_EXERCISE DETAILS:_
Give only the number of lines in the data that contain the word "favicon".

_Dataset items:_
※
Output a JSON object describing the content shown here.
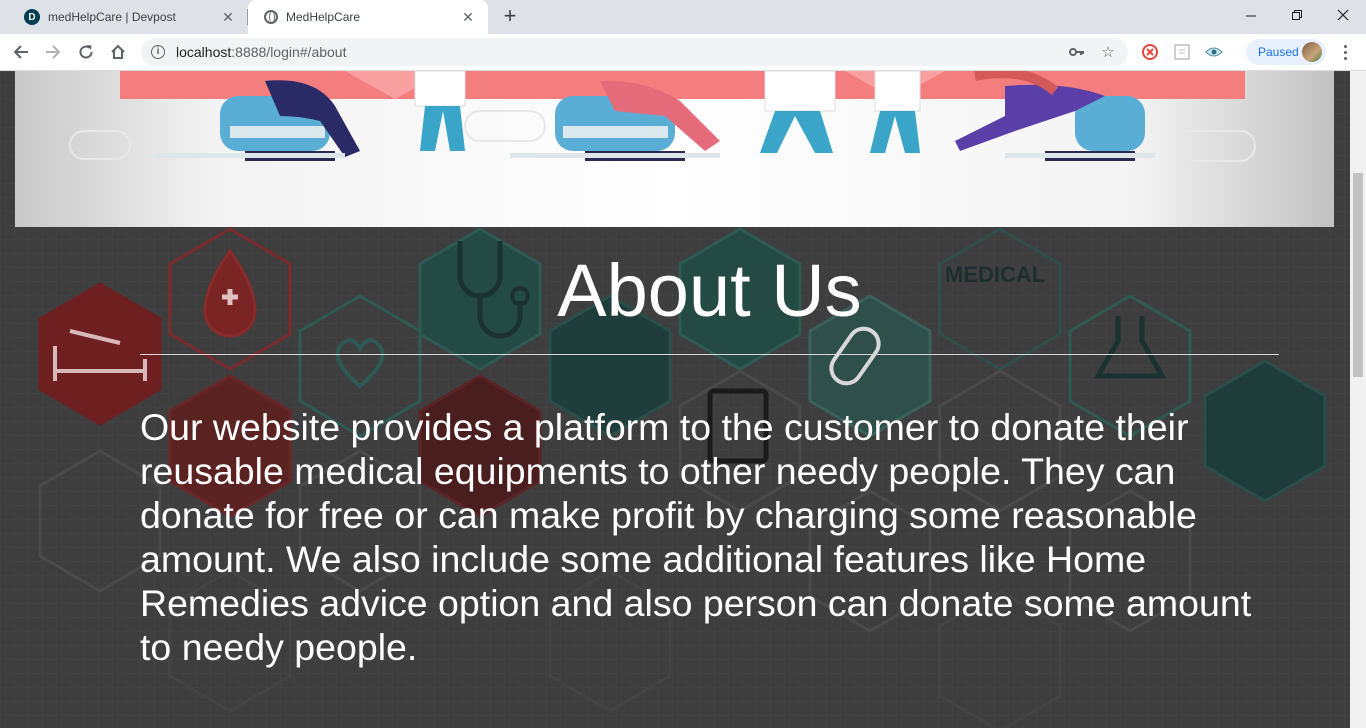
{
  "browser": {
    "tabs": [
      {
        "title": "medHelpCare | Devpost",
        "favicon": "devpost-d-icon",
        "active": false
      },
      {
        "title": "MedHelpCare",
        "favicon": "globe-icon",
        "active": true
      }
    ],
    "url_host": "localhost",
    "url_rest": ":8888/login#/about",
    "profile_label": "Paused"
  },
  "page": {
    "background_icons": [
      "MEDICAL"
    ],
    "title": "About Us",
    "description": "Our website provides a platform to the customer to donate their reusable medical equipments to other needy people. They can donate for free or can make profit by charging some reasonable amount. We also include some additional features like Home Remedies advice option and also person can donate some amount to needy people."
  },
  "colors": {
    "page_background": "#3e3e3e",
    "text": "#ffffff",
    "hero_accent": "#f47d7d"
  }
}
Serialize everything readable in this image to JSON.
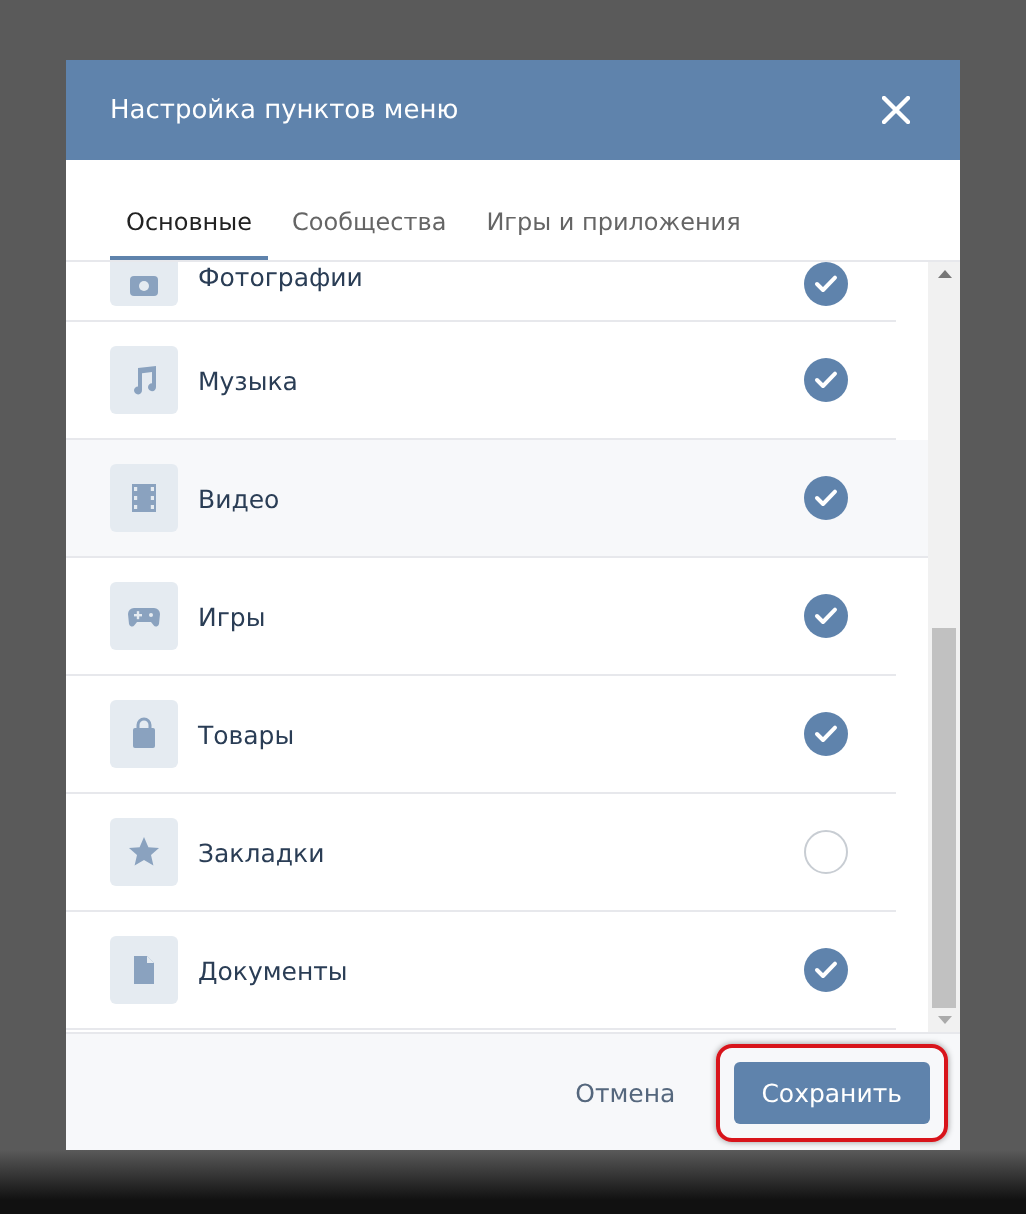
{
  "dialog": {
    "title": "Настройка пунктов меню"
  },
  "tabs": [
    {
      "label": "Основные",
      "selected": true
    },
    {
      "label": "Сообщества",
      "selected": false
    },
    {
      "label": "Игры и приложения",
      "selected": false
    }
  ],
  "items": [
    {
      "label": "Фотографии",
      "kind": "camera",
      "checked": true,
      "partial": true,
      "hovered": false
    },
    {
      "label": "Музыка",
      "kind": "music",
      "checked": true,
      "partial": false,
      "hovered": false
    },
    {
      "label": "Видео",
      "kind": "film",
      "checked": true,
      "partial": false,
      "hovered": true
    },
    {
      "label": "Игры",
      "kind": "gamepad",
      "checked": true,
      "partial": false,
      "hovered": false
    },
    {
      "label": "Товары",
      "kind": "bag",
      "checked": true,
      "partial": false,
      "hovered": false
    },
    {
      "label": "Закладки",
      "kind": "star",
      "checked": false,
      "partial": false,
      "hovered": false
    },
    {
      "label": "Документы",
      "kind": "document",
      "checked": true,
      "partial": false,
      "hovered": false
    }
  ],
  "footer": {
    "cancel": "Отмена",
    "save": {
      "label": "Сохранить",
      "highlighted": true
    }
  }
}
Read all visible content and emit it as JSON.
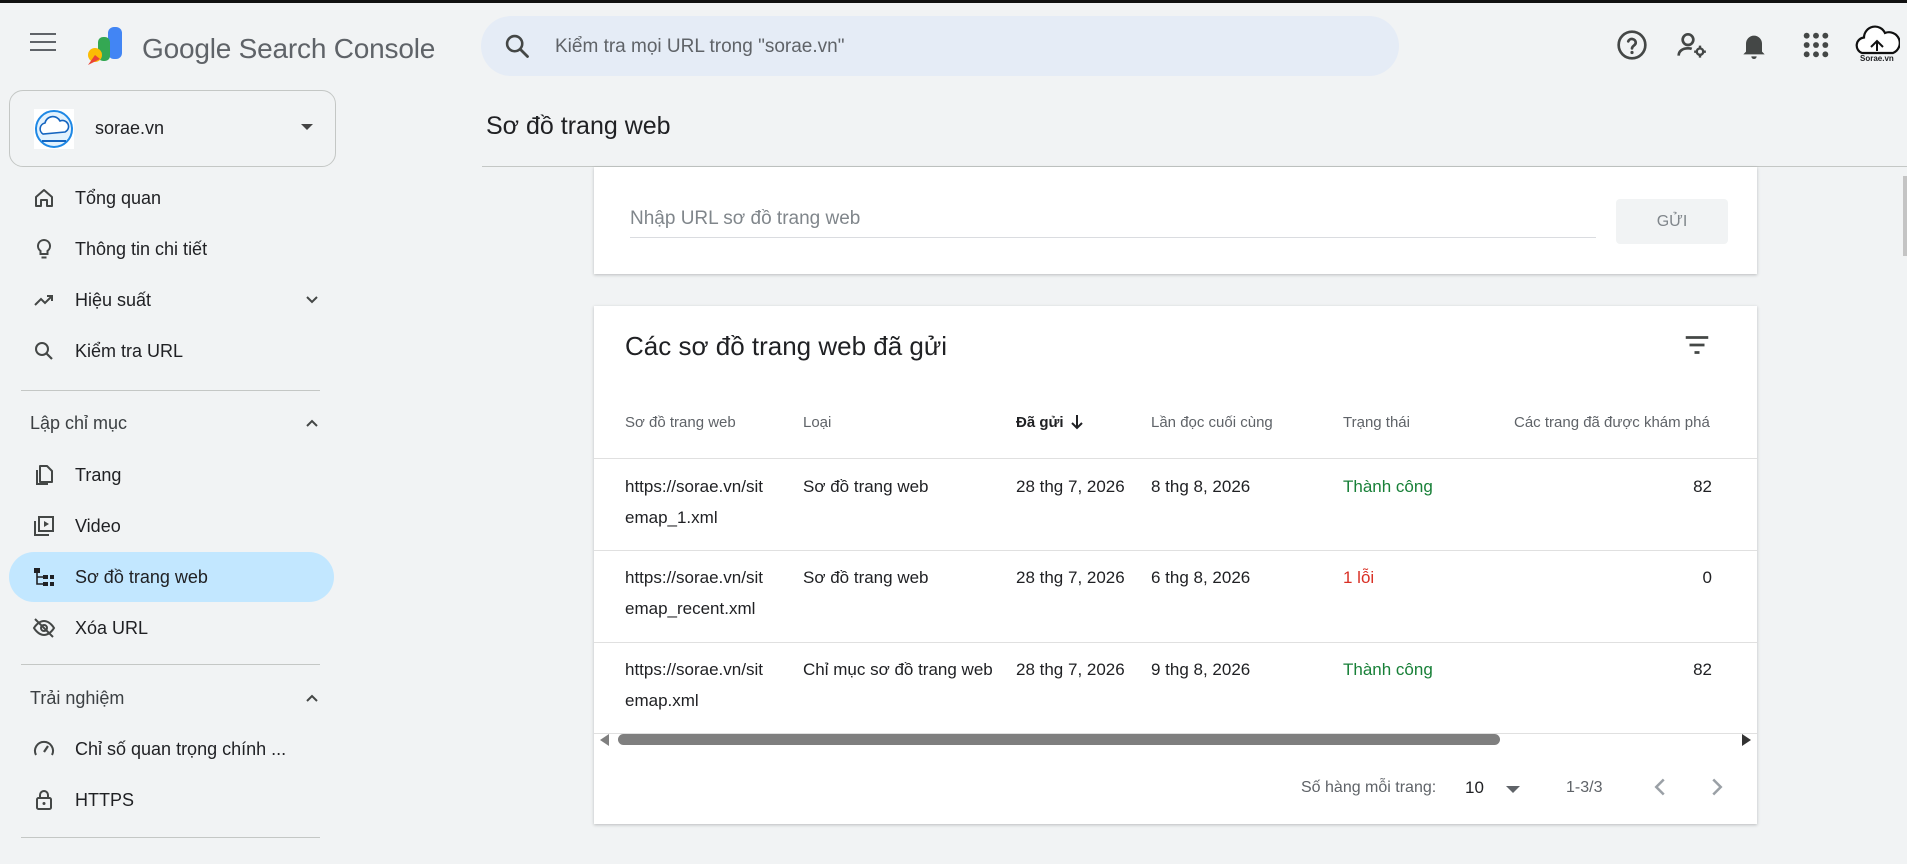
{
  "header": {
    "brand": "Google Search Console",
    "search_placeholder": "Kiểm tra mọi URL trong \"sorae.vn\"",
    "avatar_label": "Sorae.vn"
  },
  "sidebar": {
    "property_name": "sorae.vn",
    "items_top": [
      {
        "label": "Tổng quan",
        "icon": "home-icon"
      },
      {
        "label": "Thông tin chi tiết",
        "icon": "lightbulb-icon"
      },
      {
        "label": "Hiệu suất",
        "icon": "trending-up-icon"
      },
      {
        "label": "Kiểm tra URL",
        "icon": "search-icon"
      }
    ],
    "section_indexing": "Lập chỉ mục",
    "items_indexing": [
      {
        "label": "Trang",
        "icon": "pages-icon"
      },
      {
        "label": "Video",
        "icon": "video-icon"
      },
      {
        "label": "Sơ đồ trang web",
        "icon": "sitemap-icon"
      },
      {
        "label": "Xóa URL",
        "icon": "visibility-off-icon"
      }
    ],
    "section_experience": "Trải nghiệm",
    "items_experience": [
      {
        "label": "Chỉ số quan trọng chính ...",
        "icon": "speed-icon"
      },
      {
        "label": "HTTPS",
        "icon": "lock-icon"
      }
    ]
  },
  "main": {
    "page_title": "Sơ đồ trang web",
    "add_sitemap": {
      "input_placeholder": "Nhập URL sơ đồ trang web",
      "submit_label": "GỬI"
    },
    "submitted": {
      "title": "Các sơ đồ trang web đã gửi",
      "columns": [
        "Sơ đồ trang web",
        "Loại",
        "Đã gửi",
        "Lần đọc cuối cùng",
        "Trạng thái",
        "Các trang đã được khám phá"
      ],
      "rows": [
        {
          "sitemap": "https://sorae.vn/sitemap_1.xml",
          "type": "Sơ đồ trang web",
          "submitted": "28 thg 7, 2026",
          "last_read": "8 thg 8, 2026",
          "status": "Thành công",
          "status_kind": "ok",
          "pages": "82"
        },
        {
          "sitemap": "https://sorae.vn/sitemap_recent.xml",
          "type": "Sơ đồ trang web",
          "submitted": "28 thg 7, 2026",
          "last_read": "6 thg 8, 2026",
          "status": "1 lỗi",
          "status_kind": "err",
          "pages": "0"
        },
        {
          "sitemap": "https://sorae.vn/sitemap.xml",
          "type": "Chỉ mục sơ đồ trang web",
          "submitted": "28 thg 7, 2026",
          "last_read": "9 thg 8, 2026",
          "status": "Thành công",
          "status_kind": "ok",
          "pages": "82"
        }
      ],
      "pager": {
        "rows_label": "Số hàng mỗi trang:",
        "rows_value": "10",
        "range": "1-3/3"
      }
    }
  },
  "colors": {
    "accent": "#c2e7ff",
    "success": "#188038",
    "error": "#d93025",
    "search_bg": "#e5ecf6"
  }
}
※
_ANSWER TO THIS TASK:_
2